> GIVEN EXERCISE
Every entry that follows needs to be repeated exactly.

> Dataset records
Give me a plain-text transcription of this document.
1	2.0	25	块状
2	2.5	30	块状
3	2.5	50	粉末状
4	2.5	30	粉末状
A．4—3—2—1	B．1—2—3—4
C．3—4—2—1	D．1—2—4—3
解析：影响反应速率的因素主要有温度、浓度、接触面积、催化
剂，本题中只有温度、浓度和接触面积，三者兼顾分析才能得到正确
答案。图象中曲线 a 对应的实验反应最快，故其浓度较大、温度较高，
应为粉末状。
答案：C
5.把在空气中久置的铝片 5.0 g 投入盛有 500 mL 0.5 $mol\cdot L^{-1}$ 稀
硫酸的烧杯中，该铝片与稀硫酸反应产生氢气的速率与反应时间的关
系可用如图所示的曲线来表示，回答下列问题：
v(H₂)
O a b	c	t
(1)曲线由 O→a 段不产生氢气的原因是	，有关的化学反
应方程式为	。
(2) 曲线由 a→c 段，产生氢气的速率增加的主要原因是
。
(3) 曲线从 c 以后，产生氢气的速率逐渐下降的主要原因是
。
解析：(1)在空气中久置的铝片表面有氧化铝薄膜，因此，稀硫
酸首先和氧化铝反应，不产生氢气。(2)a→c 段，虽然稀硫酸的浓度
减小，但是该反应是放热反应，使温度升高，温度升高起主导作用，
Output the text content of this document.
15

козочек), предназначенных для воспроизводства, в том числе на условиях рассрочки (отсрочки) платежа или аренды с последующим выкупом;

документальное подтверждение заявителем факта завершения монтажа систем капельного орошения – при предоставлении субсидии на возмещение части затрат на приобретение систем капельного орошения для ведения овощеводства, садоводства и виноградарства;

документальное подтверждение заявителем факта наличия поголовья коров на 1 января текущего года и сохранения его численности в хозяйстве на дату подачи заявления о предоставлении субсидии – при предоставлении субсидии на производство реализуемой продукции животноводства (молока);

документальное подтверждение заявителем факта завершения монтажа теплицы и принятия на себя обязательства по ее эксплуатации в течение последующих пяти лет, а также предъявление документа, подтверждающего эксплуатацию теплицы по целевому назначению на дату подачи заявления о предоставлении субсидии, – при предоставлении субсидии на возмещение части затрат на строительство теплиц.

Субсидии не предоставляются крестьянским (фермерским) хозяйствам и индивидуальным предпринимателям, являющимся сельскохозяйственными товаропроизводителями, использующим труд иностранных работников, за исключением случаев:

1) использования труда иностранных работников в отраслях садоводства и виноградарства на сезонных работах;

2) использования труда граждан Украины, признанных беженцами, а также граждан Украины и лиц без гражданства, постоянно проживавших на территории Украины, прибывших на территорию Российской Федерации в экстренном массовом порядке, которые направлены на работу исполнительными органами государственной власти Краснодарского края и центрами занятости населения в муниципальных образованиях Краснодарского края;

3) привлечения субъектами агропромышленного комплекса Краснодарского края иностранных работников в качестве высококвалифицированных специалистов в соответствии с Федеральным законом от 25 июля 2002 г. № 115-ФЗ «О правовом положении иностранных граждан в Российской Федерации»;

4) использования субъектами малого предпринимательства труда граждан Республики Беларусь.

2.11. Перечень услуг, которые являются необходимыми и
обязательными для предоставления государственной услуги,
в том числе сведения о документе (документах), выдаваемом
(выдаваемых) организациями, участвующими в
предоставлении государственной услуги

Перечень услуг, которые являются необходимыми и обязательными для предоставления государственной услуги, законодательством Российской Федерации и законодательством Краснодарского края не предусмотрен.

> RESULT OF THIS EXERCISE
Give me a plain-text transcription of this document.
1	2.0	25	块状
2	2.5	30	块状
3	2.5	50	粉末状
4	2.5	30	粉末状
A．4—3—2—1	B．1—2—3—4
C．3—4—2—1	D．1—2—4—3
解析：影响反应速率的因素主要有温度、浓度、接触面积、催化
剂，本题中只有温度、浓度和接触面积，三者兼顾分析才能得到正确
答案。图象中曲线 a 对应的实验反应最快，故其浓度较大、温度较高，
应为粉末状。
答案：C
5.把在空气中久置的铝片 5.0 g 投入盛有 500 mL 0.5 $mol\cdot L^{-1}$ 稀
硫酸的烧杯中，该铝片与稀硫酸反应产生氢气的速率与反应时间的关
系可用如图所示的曲线来表示，回答下列问题：
v(H₂)
O a b	c	t
(1)曲线由 O→a 段不产生氢气的原因是	，有关的化学反
应方程式为	。
(2) 曲线由 a→c 段，产生氢气的速率增加的主要原因是
。
(3) 曲线从 c 以后，产生氢气的速率逐渐下降的主要原因是
。
解析：(1)在空气中久置的铝片表面有氧化铝薄膜，因此，稀硫
酸首先和氧化铝反应，不产生氢气。(2)a→c 段，虽然稀硫酸的浓度
减小，但是该反应是放热反应，使温度升高，温度升高起主导作用，
Output the text content of this document.
15

козочек), предназначенных для воспроизводства, в том числе на условиях рассрочки (отсрочки) платежа или аренды с последующим выкупом;

документальное подтверждение заявителем факта завершения монтажа систем капельного орошения – при предоставлении субсидии на возмещение части затрат на приобретение систем капельного орошения для ведения овощеводства, садоводства и виноградарства;

документальное подтверждение заявителем факта наличия поголовья коров на 1 января текущего года и сохранения его численности в хозяйстве на дату подачи заявления о предоставлении субсидии – при предоставлении субсидии на производство реализуемой продукции животноводства (молока);

документальное подтверждение заявителем факта завершения монтажа теплицы и принятия на себя обязательства по ее эксплуатации в течение последующих пяти лет, а также предъявление документа, подтверждающего эксплуатацию теплицы по целевому назначению на дату подачи заявления о предоставлении субсидии, – при предоставлении субсидии на возмещение части затрат на строительство теплиц.

Субсидии не предоставляются крестьянским (фермерским) хозяйствам и индивидуальным предпринимателям, являющимся сельскохозяйственными товаропроизводителями, использующим труд иностранных работников, за исключением случаев:

1) использования труда иностранных работников в отраслях садоводства и виноградарства на сезонных работах;

2) использования труда граждан Украины, признанных беженцами, а также граждан Украины и лиц без гражданства, постоянно проживавших на территории Украины, прибывших на территорию Российской Федерации в экстренном массовом порядке, которые направлены на работу исполнительными органами государственной власти Краснодарского края и центрами занятости населения в муниципальных образованиях Краснодарского края;

3) привлечения субъектами агропромышленного комплекса Краснодарского края иностранных работников в качестве высококвалифицированных специалистов в соответствии с Федеральным законом от 25 июля 2002 г. № 115-ФЗ «О правовом положении иностранных граждан в Российской Федерации»;

4) использования субъектами малого предпринимательства труда граждан Республики Беларусь.

2.11. Перечень услуг, которые являются необходимыми и
обязательными для предоставления государственной услуги,
в том числе сведения о документе (документах), выдаваемом
(выдаваемых) организациями, участвующими в
предоставлении государственной услуги

Перечень услуг, которые являются необходимыми и обязательными для предоставления государственной услуги, законодательством Российской Федерации и законодательством Краснодарского края не предусмотрен.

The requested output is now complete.